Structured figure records
+ + + +

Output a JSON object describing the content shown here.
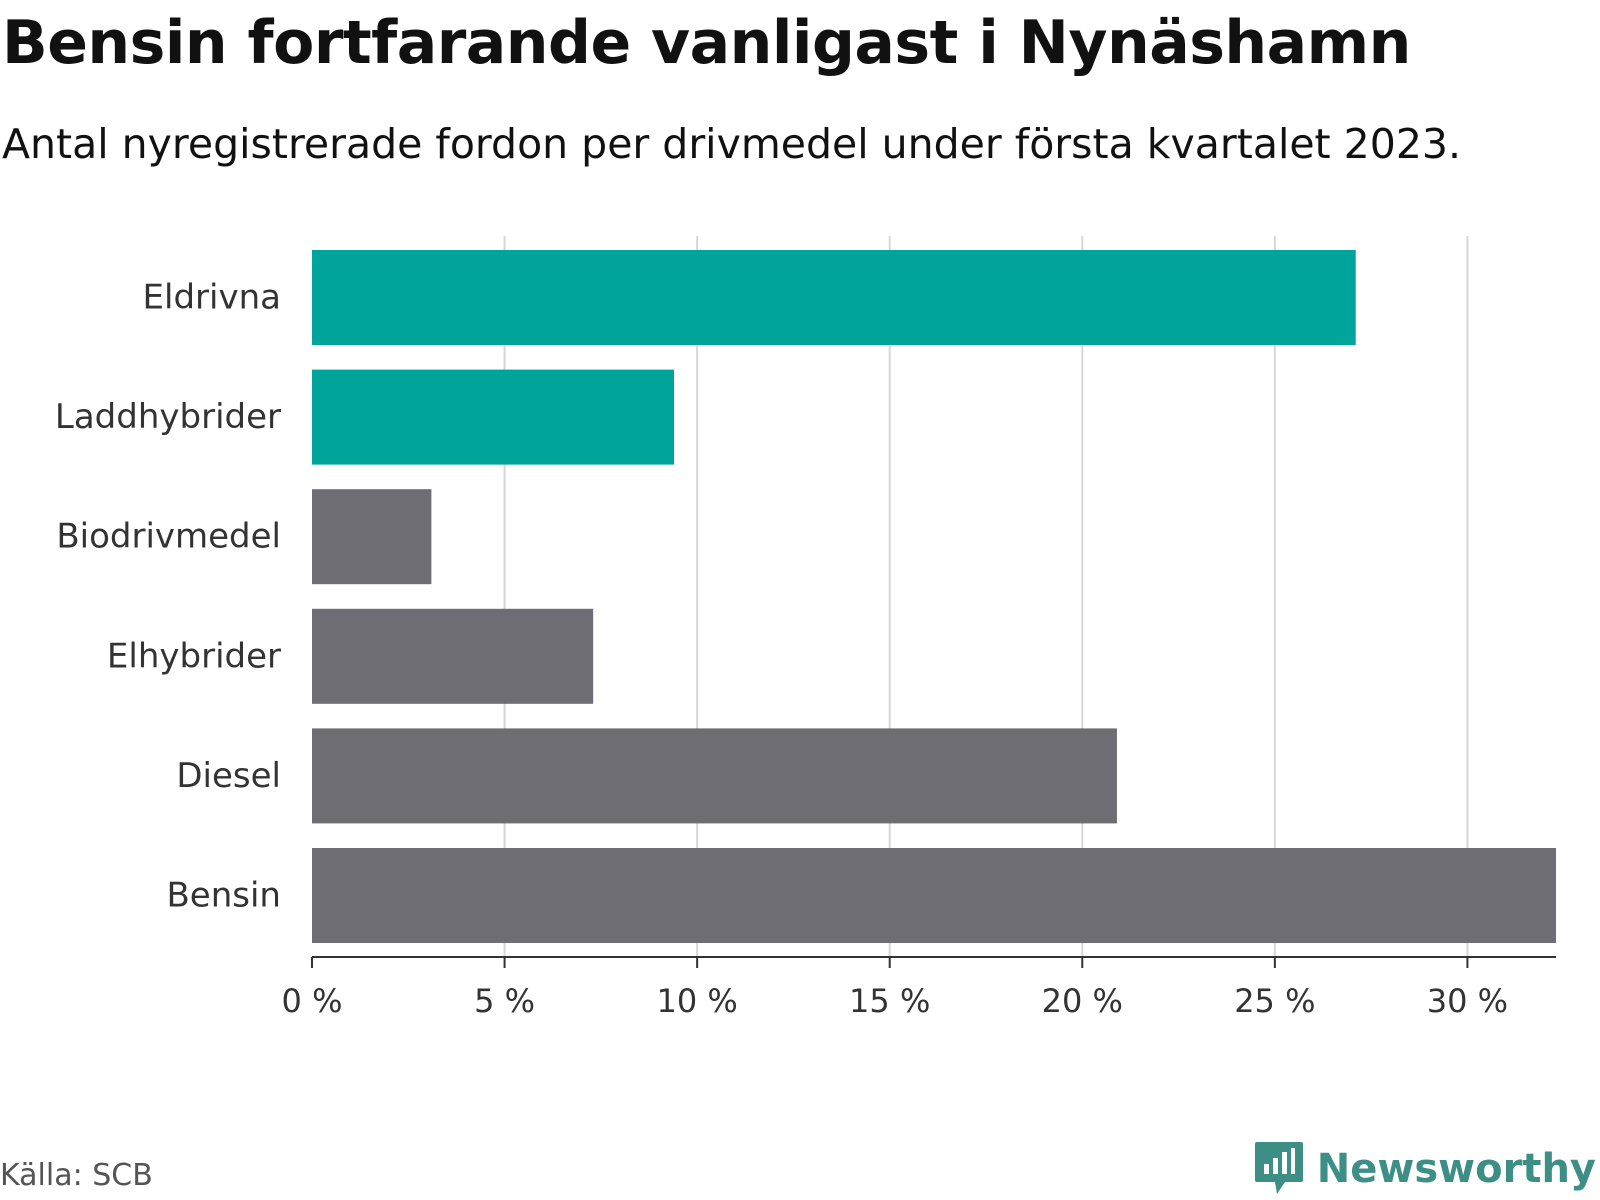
{
  "chart_data": {
    "type": "bar",
    "orientation": "horizontal",
    "title": "Bensin fortfarande vanligast i Nynäshamn",
    "subtitle": "Antal nyregistrerade fordon per drivmedel under första kvartalet 2023.",
    "categories": [
      "Eldrivna",
      "Laddhybrider",
      "Biodrivmedel",
      "Elhybrider",
      "Diesel",
      "Bensin"
    ],
    "values": [
      27.1,
      9.4,
      3.1,
      7.3,
      20.9,
      32.3
    ],
    "unit": "%",
    "colors": [
      "#00a49a",
      "#00a49a",
      "#6d6d73",
      "#6d6d73",
      "#6d6d73",
      "#6d6d73"
    ],
    "xlim": [
      0,
      32.3
    ],
    "xticks": [
      0,
      5,
      10,
      15,
      20,
      25,
      30
    ],
    "xtick_labels": [
      "0 %",
      "5 %",
      "10 %",
      "15 %",
      "20 %",
      "25 %",
      "30 %"
    ],
    "grid": true,
    "xlabel": "",
    "ylabel": ""
  },
  "source": "Källa: SCB",
  "brand": {
    "name": "Newsworthy",
    "color": "#3d8f86",
    "icon": "newsworthy-logo-icon"
  }
}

+ + + +

▸ Task prompt:
Transcribe the listing in full and omit the pictures.

▸ The result:
Output a JSON object describing the content shown here.
{
  "chart_data": {
    "type": "bar",
    "orientation": "horizontal",
    "title": "Bensin fortfarande vanligast i Nynäshamn",
    "subtitle": "Antal nyregistrerade fordon per drivmedel under första kvartalet 2023.",
    "categories": [
      "Eldrivna",
      "Laddhybrider",
      "Biodrivmedel",
      "Elhybrider",
      "Diesel",
      "Bensin"
    ],
    "values": [
      27.1,
      9.4,
      3.1,
      7.3,
      20.9,
      32.3
    ],
    "unit": "%",
    "colors": [
      "#00a49a",
      "#00a49a",
      "#6d6d73",
      "#6d6d73",
      "#6d6d73",
      "#6d6d73"
    ],
    "xlim": [
      0,
      32.3
    ],
    "xticks": [
      0,
      5,
      10,
      15,
      20,
      25,
      30
    ],
    "xtick_labels": [
      "0 %",
      "5 %",
      "10 %",
      "15 %",
      "20 %",
      "25 %",
      "30 %"
    ],
    "grid": true,
    "xlabel": "",
    "ylabel": ""
  },
  "source": "Källa: SCB",
  "brand": {
    "name": "Newsworthy",
    "color": "#3d8f86",
    "icon": "newsworthy-logo-icon"
  }
}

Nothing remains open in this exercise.